EXERCISE DETAILS
Spot each line in the records below where the word "label" occurs, then copy it.

Source data

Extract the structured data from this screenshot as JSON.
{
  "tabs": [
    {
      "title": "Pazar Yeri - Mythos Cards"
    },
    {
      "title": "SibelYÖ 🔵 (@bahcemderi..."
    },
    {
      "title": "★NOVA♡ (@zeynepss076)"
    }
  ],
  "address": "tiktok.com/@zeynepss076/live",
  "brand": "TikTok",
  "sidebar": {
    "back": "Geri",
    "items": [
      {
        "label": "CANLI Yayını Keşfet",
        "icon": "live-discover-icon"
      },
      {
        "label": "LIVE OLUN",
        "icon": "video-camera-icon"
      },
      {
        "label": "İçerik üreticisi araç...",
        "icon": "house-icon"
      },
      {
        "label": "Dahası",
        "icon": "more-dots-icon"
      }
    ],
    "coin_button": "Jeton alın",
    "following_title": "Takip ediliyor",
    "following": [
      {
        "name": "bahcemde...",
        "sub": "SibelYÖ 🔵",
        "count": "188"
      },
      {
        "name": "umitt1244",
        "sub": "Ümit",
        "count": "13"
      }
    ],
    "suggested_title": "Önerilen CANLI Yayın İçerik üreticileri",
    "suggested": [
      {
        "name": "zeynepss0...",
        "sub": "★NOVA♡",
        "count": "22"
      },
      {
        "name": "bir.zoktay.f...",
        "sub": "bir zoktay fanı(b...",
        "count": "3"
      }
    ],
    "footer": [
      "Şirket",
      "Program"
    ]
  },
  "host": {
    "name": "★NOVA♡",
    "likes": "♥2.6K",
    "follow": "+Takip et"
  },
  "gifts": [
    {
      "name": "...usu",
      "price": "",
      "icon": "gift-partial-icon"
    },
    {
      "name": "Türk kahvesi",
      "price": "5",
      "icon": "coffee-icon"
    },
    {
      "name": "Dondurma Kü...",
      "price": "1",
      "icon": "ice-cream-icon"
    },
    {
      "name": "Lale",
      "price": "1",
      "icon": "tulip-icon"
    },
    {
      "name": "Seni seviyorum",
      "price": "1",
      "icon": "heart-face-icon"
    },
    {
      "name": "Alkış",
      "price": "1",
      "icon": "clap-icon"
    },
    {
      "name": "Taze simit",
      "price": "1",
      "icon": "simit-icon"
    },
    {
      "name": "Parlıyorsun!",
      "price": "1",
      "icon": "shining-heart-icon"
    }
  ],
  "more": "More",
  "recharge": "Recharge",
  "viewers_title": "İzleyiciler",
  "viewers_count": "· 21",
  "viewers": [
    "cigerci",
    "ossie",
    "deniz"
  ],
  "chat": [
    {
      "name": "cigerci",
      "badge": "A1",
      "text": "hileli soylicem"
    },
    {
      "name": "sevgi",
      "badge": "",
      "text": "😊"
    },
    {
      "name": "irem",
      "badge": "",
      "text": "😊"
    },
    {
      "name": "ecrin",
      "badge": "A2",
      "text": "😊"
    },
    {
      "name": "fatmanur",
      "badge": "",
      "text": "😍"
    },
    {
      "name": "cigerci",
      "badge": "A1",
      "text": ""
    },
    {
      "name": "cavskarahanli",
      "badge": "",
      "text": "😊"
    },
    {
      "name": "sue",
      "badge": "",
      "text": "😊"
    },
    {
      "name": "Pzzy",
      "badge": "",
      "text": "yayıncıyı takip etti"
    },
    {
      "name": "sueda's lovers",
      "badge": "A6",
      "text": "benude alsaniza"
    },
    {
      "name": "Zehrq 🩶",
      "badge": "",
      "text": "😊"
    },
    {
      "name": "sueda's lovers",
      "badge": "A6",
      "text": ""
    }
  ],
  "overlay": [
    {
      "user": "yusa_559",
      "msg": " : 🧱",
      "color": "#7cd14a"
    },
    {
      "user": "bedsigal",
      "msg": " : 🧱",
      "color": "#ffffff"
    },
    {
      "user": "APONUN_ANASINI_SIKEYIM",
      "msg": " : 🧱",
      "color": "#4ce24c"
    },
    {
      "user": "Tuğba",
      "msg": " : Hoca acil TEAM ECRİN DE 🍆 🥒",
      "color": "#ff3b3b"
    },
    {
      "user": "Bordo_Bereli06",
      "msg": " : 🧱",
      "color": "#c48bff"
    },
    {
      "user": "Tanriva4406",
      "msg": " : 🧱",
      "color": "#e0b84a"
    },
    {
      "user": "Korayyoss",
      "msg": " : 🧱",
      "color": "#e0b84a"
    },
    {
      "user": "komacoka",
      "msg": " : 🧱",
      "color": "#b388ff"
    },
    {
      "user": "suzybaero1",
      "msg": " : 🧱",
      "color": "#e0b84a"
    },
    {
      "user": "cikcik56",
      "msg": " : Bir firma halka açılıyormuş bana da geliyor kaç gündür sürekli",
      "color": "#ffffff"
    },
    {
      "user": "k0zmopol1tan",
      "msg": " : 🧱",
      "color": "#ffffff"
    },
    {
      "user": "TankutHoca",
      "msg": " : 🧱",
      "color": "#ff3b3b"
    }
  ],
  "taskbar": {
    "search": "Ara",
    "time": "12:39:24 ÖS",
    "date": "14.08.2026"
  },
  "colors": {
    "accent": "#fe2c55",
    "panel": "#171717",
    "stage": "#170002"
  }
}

PROBLEM SOLUTION
        "label": "CANLI Yayını Keşfet",
        "label": "LIVE OLUN",
        "label": "İçerik üreticisi araç...",
        "label": "Dahası",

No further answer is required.